-------- SUPPLIED ENTRIES

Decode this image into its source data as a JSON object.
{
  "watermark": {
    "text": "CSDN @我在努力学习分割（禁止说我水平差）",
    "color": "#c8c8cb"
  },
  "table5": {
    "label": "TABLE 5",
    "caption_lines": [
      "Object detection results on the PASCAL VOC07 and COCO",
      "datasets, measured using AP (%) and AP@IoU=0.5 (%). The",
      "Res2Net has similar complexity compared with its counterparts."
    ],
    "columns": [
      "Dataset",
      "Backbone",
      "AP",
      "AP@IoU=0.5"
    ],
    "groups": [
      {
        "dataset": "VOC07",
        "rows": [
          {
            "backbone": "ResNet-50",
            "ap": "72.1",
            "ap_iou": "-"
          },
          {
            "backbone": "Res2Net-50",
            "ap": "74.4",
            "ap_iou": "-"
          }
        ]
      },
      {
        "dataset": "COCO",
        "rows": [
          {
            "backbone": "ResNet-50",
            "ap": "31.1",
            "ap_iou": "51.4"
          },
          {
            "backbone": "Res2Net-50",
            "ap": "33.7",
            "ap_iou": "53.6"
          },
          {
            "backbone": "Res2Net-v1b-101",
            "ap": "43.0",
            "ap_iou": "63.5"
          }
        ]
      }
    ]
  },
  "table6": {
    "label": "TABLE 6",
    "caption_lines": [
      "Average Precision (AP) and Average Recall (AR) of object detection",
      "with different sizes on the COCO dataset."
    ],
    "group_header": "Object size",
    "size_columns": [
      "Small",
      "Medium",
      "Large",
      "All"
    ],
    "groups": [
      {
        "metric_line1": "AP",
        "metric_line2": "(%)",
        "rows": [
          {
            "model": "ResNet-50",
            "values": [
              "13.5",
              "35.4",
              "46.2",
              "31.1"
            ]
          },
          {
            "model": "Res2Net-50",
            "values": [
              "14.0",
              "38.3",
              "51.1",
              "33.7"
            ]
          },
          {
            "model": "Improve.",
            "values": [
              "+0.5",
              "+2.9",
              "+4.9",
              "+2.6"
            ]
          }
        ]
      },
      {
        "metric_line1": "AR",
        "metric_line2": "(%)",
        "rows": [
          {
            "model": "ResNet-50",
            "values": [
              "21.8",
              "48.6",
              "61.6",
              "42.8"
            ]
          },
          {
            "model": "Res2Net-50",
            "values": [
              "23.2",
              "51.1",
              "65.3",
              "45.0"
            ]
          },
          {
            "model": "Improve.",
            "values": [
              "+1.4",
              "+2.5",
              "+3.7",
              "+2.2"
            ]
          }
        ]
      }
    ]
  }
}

----------------

- TASK DESCRIPTION -
Give an exact repetition of all the material.

- ANSWER -
Decode this image into its source data as a JSON object.
{
  "watermark": {
    "text": "CSDN @我在努力学习分割（禁止说我水平差）",
    "color": "#c8c8cb"
  },
  "table5": {
    "label": "TABLE 5",
    "caption_lines": [
      "Object detection results on the PASCAL VOC07 and COCO",
      "datasets, measured using AP (%) and AP@IoU=0.5 (%). The",
      "Res2Net has similar complexity compared with its counterparts."
    ],
    "columns": [
      "Dataset",
      "Backbone",
      "AP",
      "AP@IoU=0.5"
    ],
    "groups": [
      {
        "dataset": "VOC07",
        "rows": [
          {
            "backbone": "ResNet-50",
            "ap": "72.1",
            "ap_iou": "-"
          },
          {
            "backbone": "Res2Net-50",
            "ap": "74.4",
            "ap_iou": "-"
          }
        ]
      },
      {
        "dataset": "COCO",
        "rows": [
          {
            "backbone": "ResNet-50",
            "ap": "31.1",
            "ap_iou": "51.4"
          },
          {
            "backbone": "Res2Net-50",
            "ap": "33.7",
            "ap_iou": "53.6"
          },
          {
            "backbone": "Res2Net-v1b-101",
            "ap": "43.0",
            "ap_iou": "63.5"
          }
        ]
      }
    ]
  },
  "table6": {
    "label": "TABLE 6",
    "caption_lines": [
      "Average Precision (AP) and Average Recall (AR) of object detection",
      "with different sizes on the COCO dataset."
    ],
    "group_header": "Object size",
    "size_columns": [
      "Small",
      "Medium",
      "Large",
      "All"
    ],
    "groups": [
      {
        "metric_line1": "AP",
        "metric_line2": "(%)",
        "rows": [
          {
            "model": "ResNet-50",
            "values": [
              "13.5",
              "35.4",
              "46.2",
              "31.1"
            ]
          },
          {
            "model": "Res2Net-50",
            "values": [
              "14.0",
              "38.3",
              "51.1",
              "33.7"
            ]
          },
          {
            "model": "Improve.",
            "values": [
              "+0.5",
              "+2.9",
              "+4.9",
              "+2.6"
            ]
          }
        ]
      },
      {
        "metric_line1": "AR",
        "metric_line2": "(%)",
        "rows": [
          {
            "model": "ResNet-50",
            "values": [
              "21.8",
              "48.6",
              "61.6",
              "42.8"
            ]
          },
          {
            "model": "Res2Net-50",
            "values": [
              "23.2",
              "51.1",
              "65.3",
              "45.0"
            ]
          },
          {
            "model": "Improve.",
            "values": [
              "+1.4",
              "+2.5",
              "+3.7",
              "+2.2"
            ]
          }
        ]
      }
    ]
  }
}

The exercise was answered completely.